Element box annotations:
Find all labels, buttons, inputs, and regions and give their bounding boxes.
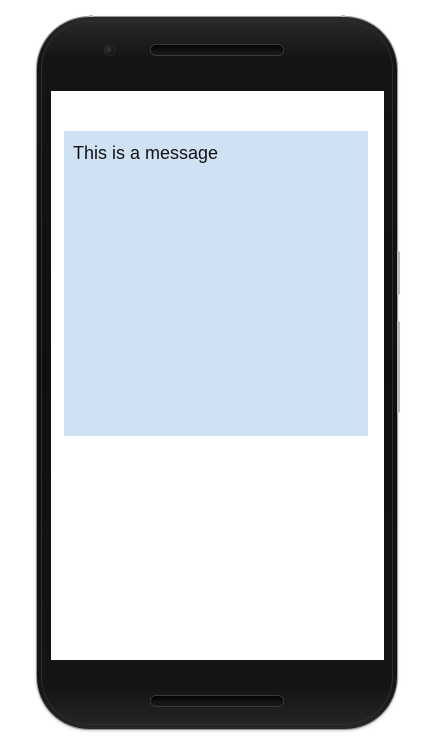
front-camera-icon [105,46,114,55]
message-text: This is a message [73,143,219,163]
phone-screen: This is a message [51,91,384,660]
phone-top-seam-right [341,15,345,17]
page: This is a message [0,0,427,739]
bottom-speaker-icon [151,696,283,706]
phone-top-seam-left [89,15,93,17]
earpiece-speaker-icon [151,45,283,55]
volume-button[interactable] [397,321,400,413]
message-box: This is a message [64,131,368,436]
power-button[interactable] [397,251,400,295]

---

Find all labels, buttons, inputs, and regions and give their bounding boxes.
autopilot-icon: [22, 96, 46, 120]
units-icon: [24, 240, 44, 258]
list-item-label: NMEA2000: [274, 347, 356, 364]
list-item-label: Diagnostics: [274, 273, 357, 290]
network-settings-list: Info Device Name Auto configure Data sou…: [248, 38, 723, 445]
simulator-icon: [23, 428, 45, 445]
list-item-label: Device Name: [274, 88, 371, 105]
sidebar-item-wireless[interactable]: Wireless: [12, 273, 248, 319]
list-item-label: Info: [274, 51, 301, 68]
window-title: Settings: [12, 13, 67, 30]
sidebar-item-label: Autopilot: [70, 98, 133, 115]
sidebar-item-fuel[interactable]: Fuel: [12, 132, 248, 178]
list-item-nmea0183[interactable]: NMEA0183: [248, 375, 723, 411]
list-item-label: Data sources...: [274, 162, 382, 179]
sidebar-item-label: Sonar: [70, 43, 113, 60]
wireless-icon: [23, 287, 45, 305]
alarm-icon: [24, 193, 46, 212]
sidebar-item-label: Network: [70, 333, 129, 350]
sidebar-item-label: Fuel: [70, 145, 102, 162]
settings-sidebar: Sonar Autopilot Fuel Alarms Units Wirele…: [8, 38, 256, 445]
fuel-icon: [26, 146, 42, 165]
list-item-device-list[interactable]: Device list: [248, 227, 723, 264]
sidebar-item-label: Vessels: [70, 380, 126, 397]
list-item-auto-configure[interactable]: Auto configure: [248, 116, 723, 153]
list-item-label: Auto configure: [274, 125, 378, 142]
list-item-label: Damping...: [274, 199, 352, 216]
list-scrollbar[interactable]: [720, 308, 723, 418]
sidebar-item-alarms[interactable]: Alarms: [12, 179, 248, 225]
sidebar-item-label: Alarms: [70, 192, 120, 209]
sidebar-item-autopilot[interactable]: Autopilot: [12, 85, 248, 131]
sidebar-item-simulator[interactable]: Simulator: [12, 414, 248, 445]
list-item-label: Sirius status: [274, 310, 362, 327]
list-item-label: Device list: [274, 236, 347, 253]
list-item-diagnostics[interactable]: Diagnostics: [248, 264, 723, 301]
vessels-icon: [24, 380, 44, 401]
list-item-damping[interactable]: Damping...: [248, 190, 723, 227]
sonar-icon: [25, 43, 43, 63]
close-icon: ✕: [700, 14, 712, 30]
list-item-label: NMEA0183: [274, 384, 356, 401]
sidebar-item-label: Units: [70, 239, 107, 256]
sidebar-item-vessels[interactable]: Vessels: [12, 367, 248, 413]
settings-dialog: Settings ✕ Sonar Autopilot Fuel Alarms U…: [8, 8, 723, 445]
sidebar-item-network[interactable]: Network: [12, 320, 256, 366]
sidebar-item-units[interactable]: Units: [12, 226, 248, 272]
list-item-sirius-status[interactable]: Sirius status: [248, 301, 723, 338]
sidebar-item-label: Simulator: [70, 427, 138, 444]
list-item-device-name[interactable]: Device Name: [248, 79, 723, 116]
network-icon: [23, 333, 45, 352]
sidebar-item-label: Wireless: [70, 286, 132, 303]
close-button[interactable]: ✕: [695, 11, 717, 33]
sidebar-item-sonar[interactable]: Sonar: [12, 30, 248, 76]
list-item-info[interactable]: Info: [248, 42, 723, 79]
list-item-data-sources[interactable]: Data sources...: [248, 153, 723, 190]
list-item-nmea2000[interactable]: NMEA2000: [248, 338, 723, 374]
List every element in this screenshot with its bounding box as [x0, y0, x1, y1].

---

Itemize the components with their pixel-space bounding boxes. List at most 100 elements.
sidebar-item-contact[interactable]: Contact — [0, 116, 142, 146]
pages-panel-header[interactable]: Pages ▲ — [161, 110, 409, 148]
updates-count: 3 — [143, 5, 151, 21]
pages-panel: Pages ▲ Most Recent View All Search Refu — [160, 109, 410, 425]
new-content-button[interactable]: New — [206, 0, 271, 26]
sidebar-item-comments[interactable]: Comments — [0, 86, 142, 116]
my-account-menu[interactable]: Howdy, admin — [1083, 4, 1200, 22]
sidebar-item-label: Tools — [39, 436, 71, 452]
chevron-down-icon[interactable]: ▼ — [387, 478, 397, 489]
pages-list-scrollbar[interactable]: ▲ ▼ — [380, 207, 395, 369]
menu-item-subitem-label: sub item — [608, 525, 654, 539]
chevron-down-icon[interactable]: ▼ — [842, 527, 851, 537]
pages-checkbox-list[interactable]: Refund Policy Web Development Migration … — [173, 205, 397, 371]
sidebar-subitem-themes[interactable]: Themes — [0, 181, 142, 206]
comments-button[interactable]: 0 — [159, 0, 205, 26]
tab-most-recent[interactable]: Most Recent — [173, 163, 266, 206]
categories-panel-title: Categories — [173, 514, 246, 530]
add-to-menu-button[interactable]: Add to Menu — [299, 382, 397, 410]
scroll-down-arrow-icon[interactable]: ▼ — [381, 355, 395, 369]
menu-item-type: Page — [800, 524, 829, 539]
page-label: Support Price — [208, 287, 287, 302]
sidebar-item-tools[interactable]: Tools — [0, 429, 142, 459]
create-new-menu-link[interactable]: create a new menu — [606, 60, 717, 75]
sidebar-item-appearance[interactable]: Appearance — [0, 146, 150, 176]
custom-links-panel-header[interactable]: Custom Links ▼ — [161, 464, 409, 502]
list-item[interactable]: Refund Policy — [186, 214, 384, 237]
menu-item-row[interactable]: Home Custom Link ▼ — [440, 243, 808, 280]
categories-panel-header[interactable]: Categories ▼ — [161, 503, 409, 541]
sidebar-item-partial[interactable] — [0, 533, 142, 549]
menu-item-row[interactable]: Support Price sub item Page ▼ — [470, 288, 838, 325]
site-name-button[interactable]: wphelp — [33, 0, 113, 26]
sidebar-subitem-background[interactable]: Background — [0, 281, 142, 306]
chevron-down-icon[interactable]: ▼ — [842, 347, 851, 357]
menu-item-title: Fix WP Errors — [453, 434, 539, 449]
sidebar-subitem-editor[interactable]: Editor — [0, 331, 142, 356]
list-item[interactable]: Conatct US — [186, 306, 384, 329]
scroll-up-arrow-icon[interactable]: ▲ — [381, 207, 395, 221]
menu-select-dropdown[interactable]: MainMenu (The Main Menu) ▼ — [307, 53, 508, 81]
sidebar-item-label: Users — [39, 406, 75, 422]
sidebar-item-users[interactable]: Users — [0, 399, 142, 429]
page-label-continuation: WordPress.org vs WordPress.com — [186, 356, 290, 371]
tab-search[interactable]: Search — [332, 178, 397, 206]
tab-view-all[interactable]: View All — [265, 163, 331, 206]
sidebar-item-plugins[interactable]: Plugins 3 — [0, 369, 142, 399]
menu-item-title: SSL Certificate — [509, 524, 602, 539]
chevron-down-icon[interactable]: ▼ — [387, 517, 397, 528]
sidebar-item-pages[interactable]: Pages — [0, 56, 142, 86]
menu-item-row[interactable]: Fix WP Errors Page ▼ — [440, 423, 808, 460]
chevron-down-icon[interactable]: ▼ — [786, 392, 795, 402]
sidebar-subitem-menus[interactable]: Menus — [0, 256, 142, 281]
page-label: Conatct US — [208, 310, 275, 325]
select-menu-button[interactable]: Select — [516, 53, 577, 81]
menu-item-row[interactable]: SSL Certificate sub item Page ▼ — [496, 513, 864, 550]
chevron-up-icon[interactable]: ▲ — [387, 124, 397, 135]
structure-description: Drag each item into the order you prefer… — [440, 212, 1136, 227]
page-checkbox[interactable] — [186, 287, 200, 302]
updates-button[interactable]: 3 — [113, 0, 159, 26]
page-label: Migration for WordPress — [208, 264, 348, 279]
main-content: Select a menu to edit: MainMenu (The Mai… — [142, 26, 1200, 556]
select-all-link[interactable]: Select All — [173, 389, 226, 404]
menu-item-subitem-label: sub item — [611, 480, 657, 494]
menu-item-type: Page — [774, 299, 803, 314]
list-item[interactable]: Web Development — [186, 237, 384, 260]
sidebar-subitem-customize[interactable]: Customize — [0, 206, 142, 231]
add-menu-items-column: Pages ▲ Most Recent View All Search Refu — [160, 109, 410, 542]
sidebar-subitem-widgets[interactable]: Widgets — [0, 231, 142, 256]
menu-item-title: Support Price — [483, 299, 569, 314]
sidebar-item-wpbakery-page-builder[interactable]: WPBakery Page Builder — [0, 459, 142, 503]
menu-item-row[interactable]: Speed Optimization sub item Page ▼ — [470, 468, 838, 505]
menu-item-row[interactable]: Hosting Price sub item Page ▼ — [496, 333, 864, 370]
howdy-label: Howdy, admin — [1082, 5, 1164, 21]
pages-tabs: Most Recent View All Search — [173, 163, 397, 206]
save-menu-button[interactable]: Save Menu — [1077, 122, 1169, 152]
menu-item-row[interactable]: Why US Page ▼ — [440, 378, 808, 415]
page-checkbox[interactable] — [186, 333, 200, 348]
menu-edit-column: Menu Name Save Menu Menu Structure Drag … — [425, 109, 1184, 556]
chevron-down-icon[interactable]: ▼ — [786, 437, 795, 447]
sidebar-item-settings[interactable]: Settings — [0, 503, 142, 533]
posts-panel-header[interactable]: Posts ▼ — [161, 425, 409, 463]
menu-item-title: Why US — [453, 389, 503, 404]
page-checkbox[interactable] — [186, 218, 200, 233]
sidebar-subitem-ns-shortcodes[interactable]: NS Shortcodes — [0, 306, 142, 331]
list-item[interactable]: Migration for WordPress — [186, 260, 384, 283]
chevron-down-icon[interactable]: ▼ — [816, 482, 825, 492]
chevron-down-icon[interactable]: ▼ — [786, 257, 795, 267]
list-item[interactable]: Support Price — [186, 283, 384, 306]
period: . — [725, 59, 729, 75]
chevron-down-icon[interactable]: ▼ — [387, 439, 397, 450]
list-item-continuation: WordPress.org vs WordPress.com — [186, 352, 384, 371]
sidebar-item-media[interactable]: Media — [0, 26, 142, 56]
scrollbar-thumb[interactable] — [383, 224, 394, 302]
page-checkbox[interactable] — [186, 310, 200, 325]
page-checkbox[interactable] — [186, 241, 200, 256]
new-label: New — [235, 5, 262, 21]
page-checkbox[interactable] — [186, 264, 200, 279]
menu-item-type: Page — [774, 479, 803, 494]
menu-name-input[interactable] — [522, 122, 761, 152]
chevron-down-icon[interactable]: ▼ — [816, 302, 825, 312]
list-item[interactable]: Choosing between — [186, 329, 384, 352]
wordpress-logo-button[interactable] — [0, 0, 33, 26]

### Directions
Repeat the lines word for word, starting at the line that contains "Itemize the components" and ending after the line that contains "pages-panel: Pages ▲".

### Response for this exercise
Itemize the components with their pixel-space bounding boxes. List at most 100 elements.
sidebar-item-contact[interactable]: Contact — [0, 116, 142, 146]
pages-panel-header[interactable]: Pages ▲ — [161, 110, 409, 148]
updates-count: 3 — [143, 5, 151, 21]
pages-panel: Pages ▲ Most Recent View All Search Refu — [160, 109, 410, 425]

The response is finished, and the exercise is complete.